Without altering anything, output the material below.

### DATA RECORDS ###

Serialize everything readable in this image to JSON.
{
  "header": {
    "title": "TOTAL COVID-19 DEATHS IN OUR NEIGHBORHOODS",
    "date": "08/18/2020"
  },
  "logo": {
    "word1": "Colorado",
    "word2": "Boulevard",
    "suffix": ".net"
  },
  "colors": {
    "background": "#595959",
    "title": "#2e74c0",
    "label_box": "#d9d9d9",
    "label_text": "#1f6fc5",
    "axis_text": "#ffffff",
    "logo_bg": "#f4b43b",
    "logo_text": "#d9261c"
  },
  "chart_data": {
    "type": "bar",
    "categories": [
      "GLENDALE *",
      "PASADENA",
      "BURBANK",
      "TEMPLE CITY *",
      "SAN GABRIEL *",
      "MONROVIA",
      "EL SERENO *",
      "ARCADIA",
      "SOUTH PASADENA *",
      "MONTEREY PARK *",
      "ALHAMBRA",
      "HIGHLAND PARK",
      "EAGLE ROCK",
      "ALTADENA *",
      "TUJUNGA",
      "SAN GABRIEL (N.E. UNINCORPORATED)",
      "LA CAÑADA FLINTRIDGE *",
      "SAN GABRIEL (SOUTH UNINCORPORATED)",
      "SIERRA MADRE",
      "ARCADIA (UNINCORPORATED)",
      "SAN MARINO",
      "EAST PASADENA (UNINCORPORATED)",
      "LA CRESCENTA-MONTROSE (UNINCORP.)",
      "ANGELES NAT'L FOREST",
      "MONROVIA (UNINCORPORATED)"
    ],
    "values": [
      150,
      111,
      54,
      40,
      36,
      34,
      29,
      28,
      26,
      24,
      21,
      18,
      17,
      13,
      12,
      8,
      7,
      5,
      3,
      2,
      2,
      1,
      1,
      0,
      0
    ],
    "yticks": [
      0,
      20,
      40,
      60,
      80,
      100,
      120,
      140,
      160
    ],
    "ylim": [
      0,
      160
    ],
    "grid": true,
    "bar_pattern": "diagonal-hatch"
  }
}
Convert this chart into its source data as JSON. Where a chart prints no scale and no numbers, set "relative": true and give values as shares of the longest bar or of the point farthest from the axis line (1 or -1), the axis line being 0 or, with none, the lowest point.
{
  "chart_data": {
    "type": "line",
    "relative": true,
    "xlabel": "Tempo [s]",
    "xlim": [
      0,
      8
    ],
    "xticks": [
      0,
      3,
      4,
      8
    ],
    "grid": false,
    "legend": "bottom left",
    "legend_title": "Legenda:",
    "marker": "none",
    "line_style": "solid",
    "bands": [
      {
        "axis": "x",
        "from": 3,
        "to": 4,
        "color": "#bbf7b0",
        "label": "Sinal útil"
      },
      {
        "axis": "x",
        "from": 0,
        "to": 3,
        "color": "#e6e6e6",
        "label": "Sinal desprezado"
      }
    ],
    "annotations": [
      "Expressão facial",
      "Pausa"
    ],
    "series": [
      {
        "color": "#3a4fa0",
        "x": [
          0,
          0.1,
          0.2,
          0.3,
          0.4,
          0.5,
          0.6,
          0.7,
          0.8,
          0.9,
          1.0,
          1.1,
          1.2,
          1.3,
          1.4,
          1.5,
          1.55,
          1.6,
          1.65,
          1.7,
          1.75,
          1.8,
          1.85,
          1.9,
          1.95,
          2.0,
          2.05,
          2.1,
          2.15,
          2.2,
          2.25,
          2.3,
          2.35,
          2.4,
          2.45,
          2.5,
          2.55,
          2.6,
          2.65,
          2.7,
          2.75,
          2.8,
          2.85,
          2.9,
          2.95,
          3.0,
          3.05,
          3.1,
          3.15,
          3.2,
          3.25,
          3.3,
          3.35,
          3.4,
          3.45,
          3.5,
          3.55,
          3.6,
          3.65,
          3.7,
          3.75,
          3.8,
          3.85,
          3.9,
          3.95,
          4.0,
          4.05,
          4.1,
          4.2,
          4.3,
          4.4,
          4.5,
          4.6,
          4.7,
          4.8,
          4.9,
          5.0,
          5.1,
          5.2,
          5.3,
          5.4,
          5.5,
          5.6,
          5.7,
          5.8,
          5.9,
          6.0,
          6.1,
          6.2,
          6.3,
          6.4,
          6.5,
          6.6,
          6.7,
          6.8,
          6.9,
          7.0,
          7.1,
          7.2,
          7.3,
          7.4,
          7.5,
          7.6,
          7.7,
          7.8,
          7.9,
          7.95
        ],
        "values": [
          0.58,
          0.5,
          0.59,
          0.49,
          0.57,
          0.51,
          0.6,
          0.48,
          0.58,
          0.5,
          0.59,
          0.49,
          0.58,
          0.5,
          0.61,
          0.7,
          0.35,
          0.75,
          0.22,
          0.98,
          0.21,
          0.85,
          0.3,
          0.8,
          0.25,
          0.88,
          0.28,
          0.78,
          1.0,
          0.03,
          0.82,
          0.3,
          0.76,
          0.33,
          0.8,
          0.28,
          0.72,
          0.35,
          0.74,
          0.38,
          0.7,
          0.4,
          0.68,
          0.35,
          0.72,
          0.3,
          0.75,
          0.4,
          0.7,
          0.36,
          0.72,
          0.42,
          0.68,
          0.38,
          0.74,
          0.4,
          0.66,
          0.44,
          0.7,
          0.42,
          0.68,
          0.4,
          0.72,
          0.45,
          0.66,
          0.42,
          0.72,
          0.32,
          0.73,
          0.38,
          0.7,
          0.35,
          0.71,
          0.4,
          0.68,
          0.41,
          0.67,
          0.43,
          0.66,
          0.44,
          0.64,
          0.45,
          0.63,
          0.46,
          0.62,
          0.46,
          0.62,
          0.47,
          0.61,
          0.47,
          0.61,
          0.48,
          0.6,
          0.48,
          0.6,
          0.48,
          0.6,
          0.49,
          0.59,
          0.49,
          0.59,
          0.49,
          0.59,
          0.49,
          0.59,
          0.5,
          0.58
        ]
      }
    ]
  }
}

###

RESPONSE -
Serialize everything readable in this image to JSON.
{
  "header": {
    "title": "TOTAL COVID-19 DEATHS IN OUR NEIGHBORHOODS",
    "date": "08/18/2020"
  },
  "logo": {
    "word1": "Colorado",
    "word2": "Boulevard",
    "suffix": ".net"
  },
  "colors": {
    "background": "#595959",
    "title": "#2e74c0",
    "label_box": "#d9d9d9",
    "label_text": "#1f6fc5",
    "axis_text": "#ffffff",
    "logo_bg": "#f4b43b",
    "logo_text": "#d9261c"
  },
  "chart_data": {
    "type": "bar",
    "categories": [
      "GLENDALE *",
      "PASADENA",
      "BURBANK",
      "TEMPLE CITY *",
      "SAN GABRIEL *",
      "MONROVIA",
      "EL SERENO *",
      "ARCADIA",
      "SOUTH PASADENA *",
      "MONTEREY PARK *",
      "ALHAMBRA",
      "HIGHLAND PARK",
      "EAGLE ROCK",
      "ALTADENA *",
      "TUJUNGA",
      "SAN GABRIEL (N.E. UNINCORPORATED)",
      "LA CAÑADA FLINTRIDGE *",
      "SAN GABRIEL (SOUTH UNINCORPORATED)",
      "SIERRA MADRE",
      "ARCADIA (UNINCORPORATED)",
      "SAN MARINO",
      "EAST PASADENA (UNINCORPORATED)",
      "LA CRESCENTA-MONTROSE (UNINCORP.)",
      "ANGELES NAT'L FOREST",
      "MONROVIA (UNINCORPORATED)"
    ],
    "values": [
      150,
      111,
      54,
      40,
      36,
      34,
      29,
      28,
      26,
      24,
      21,
      18,
      17,
      13,
      12,
      8,
      7,
      5,
      3,
      2,
      2,
      1,
      1,
      0,
      0
    ],
    "yticks": [
      0,
      20,
      40,
      60,
      80,
      100,
      120,
      140,
      160
    ],
    "ylim": [
      0,
      160
    ],
    "grid": true,
    "bar_pattern": "diagonal-hatch"
  }
}
Convert this chart into its source data as JSON. Where a chart prints no scale and no numbers, set "relative": true and give values as shares of the longest bar or of the point farthest from the axis line (1 or -1), the axis line being 0 or, with none, the lowest point.
{
  "chart_data": {
    "type": "line",
    "relative": true,
    "xlabel": "Tempo [s]",
    "xlim": [
      0,
      8
    ],
    "xticks": [
      0,
      3,
      4,
      8
    ],
    "grid": false,
    "legend": "bottom left",
    "legend_title": "Legenda:",
    "marker": "none",
    "line_style": "solid",
    "bands": [
      {
        "axis": "x",
        "from": 3,
        "to": 4,
        "color": "#bbf7b0",
        "label": "Sinal útil"
      },
      {
        "axis": "x",
        "from": 0,
        "to": 3,
        "color": "#e6e6e6",
        "label": "Sinal desprezado"
      }
    ],
    "annotations": [
      "Expressão facial",
      "Pausa"
    ],
    "series": [
      {
        "color": "#3a4fa0",
        "x": [
          0,
          0.1,
          0.2,
          0.3,
          0.4,
          0.5,
          0.6,
          0.7,
          0.8,
          0.9,
          1.0,
          1.1,
          1.2,
          1.3,
          1.4,
          1.5,
          1.55,
          1.6,
          1.65,
          1.7,
          1.75,
          1.8,
          1.85,
          1.9,
          1.95,
          2.0,
          2.05,
          2.1,
          2.15,
          2.2,
          2.25,
          2.3,
          2.35,
          2.4,
          2.45,
          2.5,
          2.55,
          2.6,
          2.65,
          2.7,
          2.75,
          2.8,
          2.85,
          2.9,
          2.95,
          3.0,
          3.05,
          3.1,
          3.15,
          3.2,
          3.25,
          3.3,
          3.35,
          3.4,
          3.45,
          3.5,
          3.55,
          3.6,
          3.65,
          3.7,
          3.75,
          3.8,
          3.85,
          3.9,
          3.95,
          4.0,
          4.05,
          4.1,
          4.2,
          4.3,
          4.4,
          4.5,
          4.6,
          4.7,
          4.8,
          4.9,
          5.0,
          5.1,
          5.2,
          5.3,
          5.4,
          5.5,
          5.6,
          5.7,
          5.8,
          5.9,
          6.0,
          6.1,
          6.2,
          6.3,
          6.4,
          6.5,
          6.6,
          6.7,
          6.8,
          6.9,
          7.0,
          7.1,
          7.2,
          7.3,
          7.4,
          7.5,
          7.6,
          7.7,
          7.8,
          7.9,
          7.95
        ],
        "values": [
          0.58,
          0.5,
          0.59,
          0.49,
          0.57,
          0.51,
          0.6,
          0.48,
          0.58,
          0.5,
          0.59,
          0.49,
          0.58,
          0.5,
          0.61,
          0.7,
          0.35,
          0.75,
          0.22,
          0.98,
          0.21,
          0.85,
          0.3,
          0.8,
          0.25,
          0.88,
          0.28,
          0.78,
          1.0,
          0.03,
          0.82,
          0.3,
          0.76,
          0.33,
          0.8,
          0.28,
          0.72,
          0.35,
          0.74,
          0.38,
          0.7,
          0.4,
          0.68,
          0.35,
          0.72,
          0.3,
          0.75,
          0.4,
          0.7,
          0.36,
          0.72,
          0.42,
          0.68,
          0.38,
          0.74,
          0.4,
          0.66,
          0.44,
          0.7,
          0.42,
          0.68,
          0.4,
          0.72,
          0.45,
          0.66,
          0.42,
          0.72,
          0.32,
          0.73,
          0.38,
          0.7,
          0.35,
          0.71,
          0.4,
          0.68,
          0.41,
          0.67,
          0.43,
          0.66,
          0.44,
          0.64,
          0.45,
          0.63,
          0.46,
          0.62,
          0.46,
          0.62,
          0.47,
          0.61,
          0.47,
          0.61,
          0.48,
          0.6,
          0.48,
          0.6,
          0.48,
          0.6,
          0.49,
          0.59,
          0.49,
          0.59,
          0.49,
          0.59,
          0.49,
          0.59,
          0.5,
          0.58
        ]
      }
    ]
  }
}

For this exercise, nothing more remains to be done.